* Data records:

<<<<

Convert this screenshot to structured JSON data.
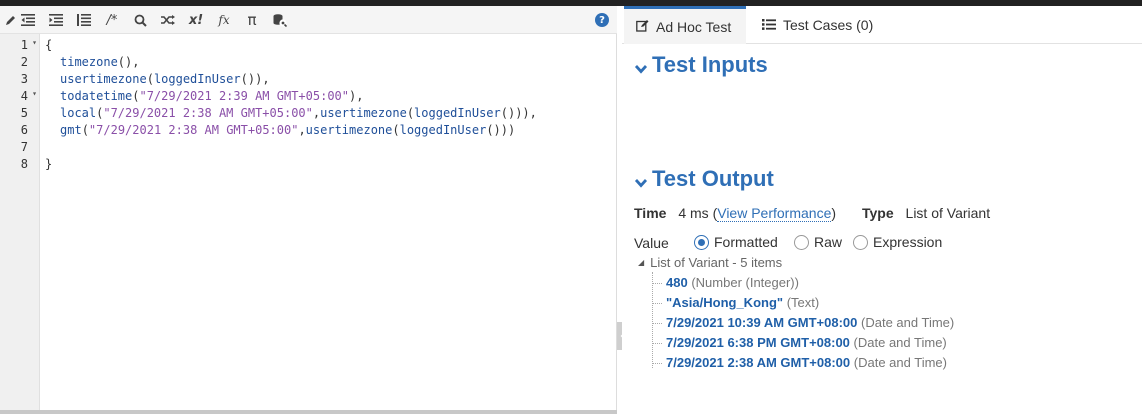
{
  "editor": {
    "toolbar": {
      "icons": [
        "pencil-icon",
        "outdent-icon",
        "indent-icon",
        "format-icon",
        "comment-icon",
        "search-icon",
        "shuffle-icon",
        "x-factorial-icon",
        "function-icon",
        "pi-icon",
        "database-search-icon"
      ],
      "comment_glyph": "/*",
      "x_glyph": "x!",
      "fx_glyph": "fx",
      "pi_glyph": "π",
      "help_glyph": "?"
    },
    "line_numbers": [
      "1",
      "2",
      "3",
      "4",
      "5",
      "6",
      "7",
      "8"
    ],
    "fold_glyph": "▾",
    "code": {
      "l1_brace": "{",
      "l2_fn": "timezone",
      "l2_rest": "(),",
      "l3_fn1": "usertimezone",
      "l3_p1": "(",
      "l3_fn2": "loggedInUser",
      "l3_p2": "()),",
      "l4_fn": "todatetime",
      "l4_p1": "(",
      "l4_str": "\"7/29/2021 2:39 AM GMT+05:00\"",
      "l4_p2": "),",
      "l5_fn": "local",
      "l5_p1": "(",
      "l5_str": "\"7/29/2021 2:38 AM GMT+05:00\"",
      "l5_p2": ",",
      "l5_fn2": "usertimezone",
      "l5_p3": "(",
      "l5_fn3": "loggedInUser",
      "l5_p4": "())),",
      "l6_fn": "gmt",
      "l6_p1": "(",
      "l6_str": "\"7/29/2021 2:38 AM GMT+05:00\"",
      "l6_p2": ",",
      "l6_fn2": "usertimezone",
      "l6_p3": "(",
      "l6_fn3": "loggedInUser",
      "l6_p4": "()))",
      "l8_brace": "}"
    }
  },
  "tabs": [
    {
      "label": "Ad Hoc Test",
      "icon": "edit-icon",
      "active": true
    },
    {
      "label": "Test Cases (0)",
      "icon": "list-icon",
      "active": false
    }
  ],
  "test_inputs": {
    "title": "Test Inputs"
  },
  "test_output": {
    "title": "Test Output",
    "time_label": "Time",
    "time_value": "4 ms",
    "view_perf_open": "(",
    "view_perf_link": "View Performance",
    "view_perf_close": ")",
    "type_label": "Type",
    "type_value": "List of Variant",
    "value_label": "Value",
    "radio_options": [
      "Formatted",
      "Raw",
      "Expression"
    ],
    "selected_option": "Formatted",
    "tree_root": "List of Variant - 5 items",
    "items": [
      {
        "value": "480",
        "type": "(Number (Integer))"
      },
      {
        "value": "\"Asia/Hong_Kong\"",
        "type": "(Text)"
      },
      {
        "value": "7/29/2021 10:39 AM GMT+08:00",
        "type": "(Date and Time)"
      },
      {
        "value": "7/29/2021 6:38 PM GMT+08:00",
        "type": "(Date and Time)"
      },
      {
        "value": "7/29/2021 2:38 AM GMT+08:00",
        "type": "(Date and Time)"
      }
    ]
  },
  "colors": {
    "accent": "#2f6fb6",
    "string": "#8a4fa8",
    "function": "#1f4f99"
  }
}
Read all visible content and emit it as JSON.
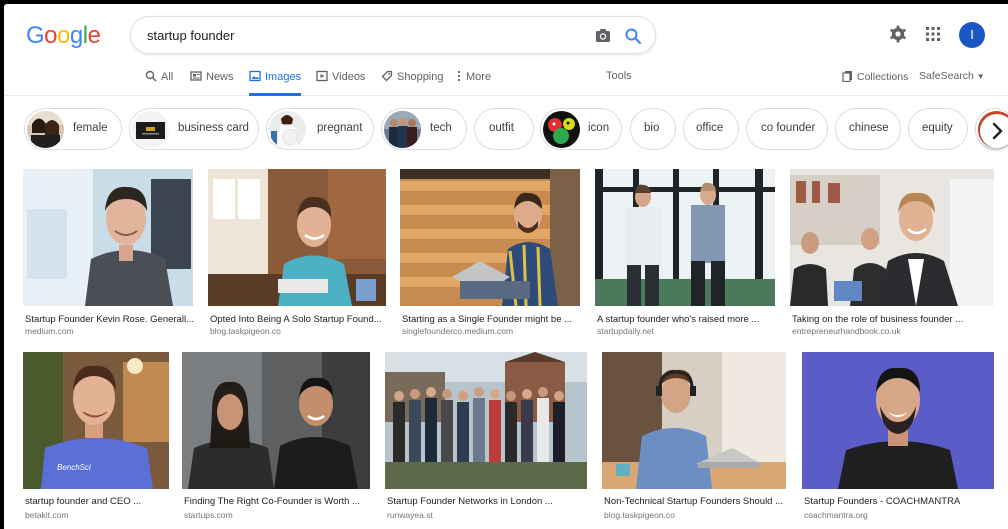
{
  "header": {
    "logo_letters": [
      {
        "ch": "G",
        "color": "#4285F4"
      },
      {
        "ch": "o",
        "color": "#EA4335"
      },
      {
        "ch": "o",
        "color": "#FBBC05"
      },
      {
        "ch": "g",
        "color": "#4285F4"
      },
      {
        "ch": "l",
        "color": "#34A853"
      },
      {
        "ch": "e",
        "color": "#EA4335"
      }
    ],
    "query": "startup founder",
    "camera_icon": "camera-icon",
    "search_icon": "search-icon",
    "settings_icon": "gear-icon",
    "apps_icon": "apps-grid-icon",
    "avatar_letter": "I"
  },
  "tabs": [
    {
      "label": "All",
      "icon": "search-icon",
      "active": false
    },
    {
      "label": "News",
      "icon": "news-icon",
      "active": false
    },
    {
      "label": "Images",
      "icon": "image-icon",
      "active": true
    },
    {
      "label": "Videos",
      "icon": "video-icon",
      "active": false
    },
    {
      "label": "Shopping",
      "icon": "tag-icon",
      "active": false
    },
    {
      "label": "More",
      "icon": "more-dots-icon",
      "active": false
    }
  ],
  "tools_label": "Tools",
  "collections_label": "Collections",
  "safesearch_label": "SafeSearch",
  "chips": [
    {
      "label": "female",
      "thumb": true
    },
    {
      "label": "business card",
      "thumb": true
    },
    {
      "label": "pregnant",
      "thumb": true
    },
    {
      "label": "tech",
      "thumb": true
    },
    {
      "label": "outfit",
      "thumb": false
    },
    {
      "label": "icon",
      "thumb": true
    },
    {
      "label": "bio",
      "thumb": false
    },
    {
      "label": "office",
      "thumb": false
    },
    {
      "label": "co founder",
      "thumb": false
    },
    {
      "label": "chinese",
      "thumb": false
    },
    {
      "label": "equity",
      "thumb": false
    }
  ],
  "results_row1": [
    {
      "caption": "Startup Founder Kevin Rose. Generall...",
      "source": "medium.com"
    },
    {
      "caption": "Opted Into Being A Solo Startup Found...",
      "source": "blog.taskpigeon.co"
    },
    {
      "caption": "Starting as a Single Founder might be ...",
      "source": "singlefounderco.medium.com"
    },
    {
      "caption": "A startup founder who's raised more ...",
      "source": "startupdaily.net"
    },
    {
      "caption": "Taking on the role of business founder ...",
      "source": "entrepreneurhandbook.co.uk"
    }
  ],
  "results_row2": [
    {
      "caption": "startup founder and CEO ...",
      "source": "betakit.com"
    },
    {
      "caption": "Finding The Right Co-Founder is Worth ...",
      "source": "startups.com"
    },
    {
      "caption": "Startup Founder Networks in London ...",
      "source": "runwayea.st"
    },
    {
      "caption": "Non-Technical Startup Founders Should ...",
      "source": "blog.taskpigeon.co"
    },
    {
      "caption": "Startup Founders - COACHMANTRA",
      "source": "coachmantra.org"
    }
  ],
  "shirt_text": "BenchSci"
}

>>>>

* GIVEN REQUEST: Report how many lines of the data contain the word "caption", using the number alone.

* ANSWER TO THE PROBLEM: 10